* Begin Extract provided *

Adjoining elements to form subalgebras

This file develops the basic theory of finitely-generated subalgebras.

Definitions

• FG (S : Subalgebra R A) : A predicate saying that the subalgebra is finitely-generated as an A-algebra

Tags

adjoin, algebra, finitely-generated algebra

theorem Algebra.fg_trans {R : Type u} {A : Type v} [CommSemiring R] [CommSemiring A] [Algebra R A] {s : Set A} {t : Set A} (h1 : Submodule.FG (Subalgebra.toSubmodule (Algebra.adjoin R s))) (h2 : Submodule.FG (Subalgebra.toSubmodule (Algebra.adjoin (↥(Algebra.adjoin R s)) t))) : Submodule.FG (Subalgebra.toSubmodule (Algebra.adjoin R (s ∪ t)))

* End Extract provided *
* Begin Information shown *

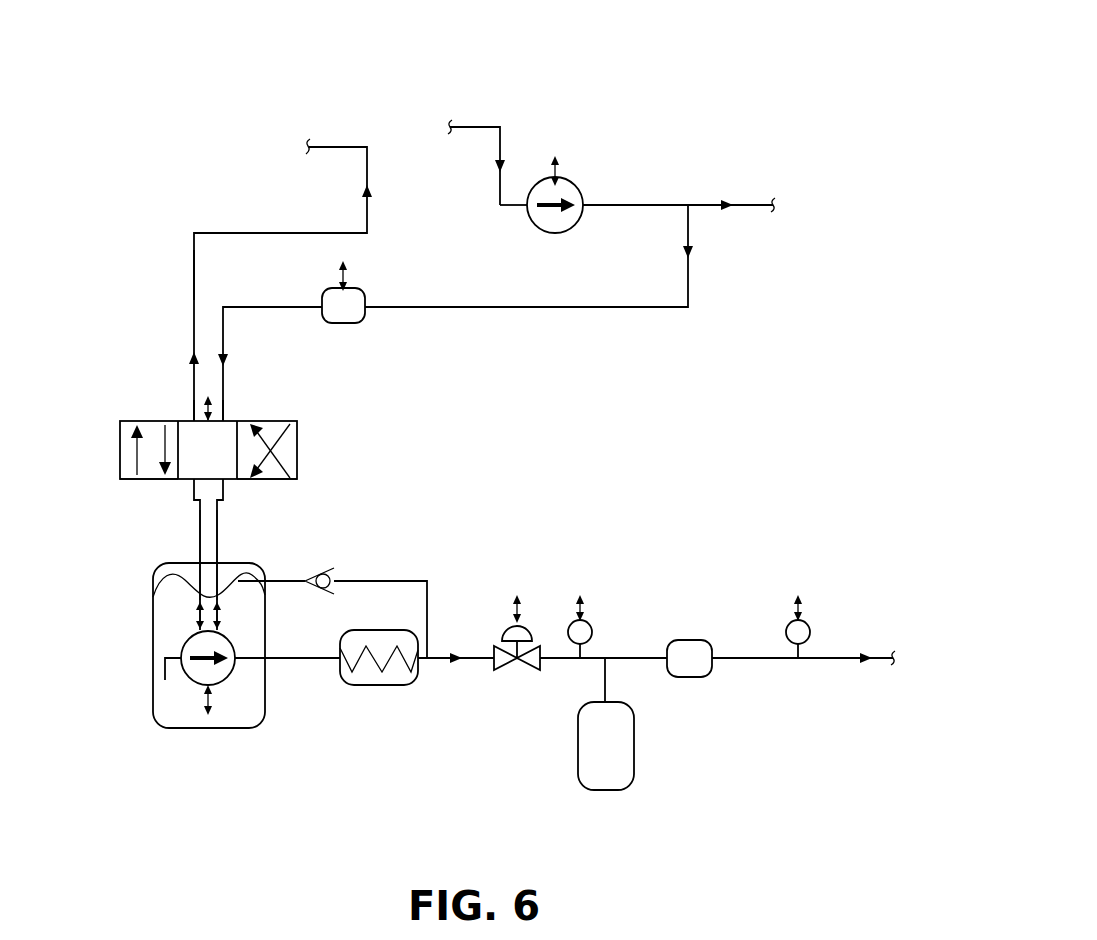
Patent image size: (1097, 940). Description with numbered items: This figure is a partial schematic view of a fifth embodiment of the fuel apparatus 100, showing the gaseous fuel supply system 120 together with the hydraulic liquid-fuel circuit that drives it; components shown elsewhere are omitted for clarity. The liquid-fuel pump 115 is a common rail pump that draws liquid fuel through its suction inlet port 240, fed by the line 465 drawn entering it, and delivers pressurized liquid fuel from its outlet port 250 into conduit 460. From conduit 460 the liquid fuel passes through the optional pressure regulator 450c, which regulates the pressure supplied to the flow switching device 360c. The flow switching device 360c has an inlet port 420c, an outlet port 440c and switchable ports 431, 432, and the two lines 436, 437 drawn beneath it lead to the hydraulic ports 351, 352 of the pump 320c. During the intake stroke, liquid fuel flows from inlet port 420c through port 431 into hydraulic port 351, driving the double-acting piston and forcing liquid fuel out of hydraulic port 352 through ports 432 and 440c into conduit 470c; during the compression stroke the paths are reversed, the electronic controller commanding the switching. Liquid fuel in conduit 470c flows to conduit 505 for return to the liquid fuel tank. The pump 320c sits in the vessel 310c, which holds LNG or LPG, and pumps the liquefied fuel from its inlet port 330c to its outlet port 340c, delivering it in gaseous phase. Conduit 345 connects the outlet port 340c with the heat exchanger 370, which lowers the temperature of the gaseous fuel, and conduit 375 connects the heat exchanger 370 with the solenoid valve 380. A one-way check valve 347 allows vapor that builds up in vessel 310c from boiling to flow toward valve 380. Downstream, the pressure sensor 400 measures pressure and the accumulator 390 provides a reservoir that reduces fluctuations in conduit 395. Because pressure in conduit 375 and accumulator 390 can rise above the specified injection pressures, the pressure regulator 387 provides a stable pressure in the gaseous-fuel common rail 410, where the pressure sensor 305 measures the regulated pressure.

The fuel apparatus 100 is at (756, 78).
The liquid-fuel pump 115 is at (568, 180).
The gaseous fuel supply system 120 is at (77, 346).
The suction inlet port 240 is at (528, 212).
The outlet port 250 is at (588, 200).
The pressure sensor 305 is at (808, 625).
The vessel 310c is at (208, 730).
The pump 320c is at (180, 680).
The inlet port 330c is at (180, 657).
The outlet port 340c is at (237, 664).
The conduit 345 is at (280, 660).
The one-way check valve 347 is at (317, 578).
The hydraulic port 351 is at (222, 640).
The hydraulic port 352 is at (198, 633).
The flow switching device 360c is at (114, 425).
The heat exchanger 370 is at (378, 686).
The conduit 375 is at (472, 660).
The solenoid valve 380 is at (525, 622).
The pressure regulator 387 is at (695, 640).
The accumulator 390 is at (578, 775).
The conduit 395 is at (648, 660).
The pressure sensor 400 is at (592, 623).
The gaseous-fuel common rail 410 is at (768, 660).
The inlet port 420c is at (226, 418).
The switchable port 431 is at (240, 482).
The switchable port 432 is at (180, 480).
The conduit 436 is at (217, 577).
The conduit 437 is at (222, 602).
The outlet port 440c is at (192, 418).
The pressure regulator 450c is at (358, 290).
The conduit 460 is at (668, 203).
The return line 465 is at (470, 126).
The conduit 470c is at (190, 265).
The conduit 505 is at (282, 232).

* End Information shown *

_Request 1:_ Reproduce word for word the part of the subalgebra documentation that opens with the words containing "adjoin, algebra, finitely-generated" and closes with "(Algebra.adjoin R (s ∪ t)))".
_Request 2:_ In the subalgebra documentation, what two hypotheses does the theorem Algebra.fg_trans use to conclude that the submodule of Algebra.adjoin R (s ∪ t) is finitely generated? Answer in one to three sentences.
_Request 3:_
Answer these questions from the subalgebra documentation:
(a) What basic theory does the file develop?
(b) Which tags are listed?
(c) Which type class must R and A both have in the theorem Algebra.fg_trans?

_Task solution 1:_
adjoin, algebra, finitely-generated algebra

theorem Algebra.fg_trans {R : Type u} {A : Type v} [CommSemiring R] [CommSemiring A] [Algebra R A] {s : Set A} {t : Set A} (h1 : Submodule.FG (Subalgebra.toSubmodule (Algebra.adjoin R s))) (h2 : Submodule.FG (Subalgebra.toSubmodule (Algebra.adjoin (↥(Algebra.adjoin R s)) t))) : Submodule.FG (Subalgebra.toSubmodule (Algebra.adjoin R (s ∪ t)))

_Task solution 2:_ The theorem assumes h1, that the submodule of Algebra.adjoin R s is finitely generated. It also assumes h2, that the submodule of the algebra obtained by adjoining t over Algebra.adjoin R s is finitely generated. From these two it concludes that the submodule of Algebra.adjoin R (s ∪ t) is finitely generated.

_Task solution 3:_
(a) The basic theory of finitely-generated subalgebras.
(b) adjoin, algebra, finitely-generated algebra.
(c) CommSemiring.